■ **Material for this task**:
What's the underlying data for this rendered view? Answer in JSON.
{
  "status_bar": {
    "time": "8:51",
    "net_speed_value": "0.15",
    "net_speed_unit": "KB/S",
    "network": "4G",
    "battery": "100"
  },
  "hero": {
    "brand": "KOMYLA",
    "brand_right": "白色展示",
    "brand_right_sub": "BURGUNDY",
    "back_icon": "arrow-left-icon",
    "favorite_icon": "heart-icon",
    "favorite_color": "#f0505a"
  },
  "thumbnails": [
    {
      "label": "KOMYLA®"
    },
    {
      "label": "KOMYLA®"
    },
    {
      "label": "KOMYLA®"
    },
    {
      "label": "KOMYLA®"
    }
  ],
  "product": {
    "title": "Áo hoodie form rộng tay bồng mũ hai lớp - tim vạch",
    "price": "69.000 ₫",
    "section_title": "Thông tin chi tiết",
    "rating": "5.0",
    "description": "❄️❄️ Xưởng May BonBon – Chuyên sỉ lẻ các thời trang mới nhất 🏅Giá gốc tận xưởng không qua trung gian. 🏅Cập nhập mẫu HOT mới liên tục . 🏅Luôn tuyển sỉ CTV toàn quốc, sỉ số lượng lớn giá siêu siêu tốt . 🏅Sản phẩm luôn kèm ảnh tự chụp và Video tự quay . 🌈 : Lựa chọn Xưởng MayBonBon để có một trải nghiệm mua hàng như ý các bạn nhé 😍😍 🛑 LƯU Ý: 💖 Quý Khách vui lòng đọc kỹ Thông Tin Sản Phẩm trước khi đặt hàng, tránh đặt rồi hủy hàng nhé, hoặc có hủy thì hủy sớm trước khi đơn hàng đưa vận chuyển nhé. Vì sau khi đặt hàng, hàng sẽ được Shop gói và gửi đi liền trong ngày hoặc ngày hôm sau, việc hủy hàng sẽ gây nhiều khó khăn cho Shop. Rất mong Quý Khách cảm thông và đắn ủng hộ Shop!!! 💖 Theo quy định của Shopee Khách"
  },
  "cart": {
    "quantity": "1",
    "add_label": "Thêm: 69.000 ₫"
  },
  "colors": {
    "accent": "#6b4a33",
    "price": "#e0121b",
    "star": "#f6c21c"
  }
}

■ **Challenge**:
Out of the preceding entries, pull every line containing the string "icon".

■ **Completed task**:
    "back_icon": "arrow-left-icon",
    "favorite_icon": "heart-icon",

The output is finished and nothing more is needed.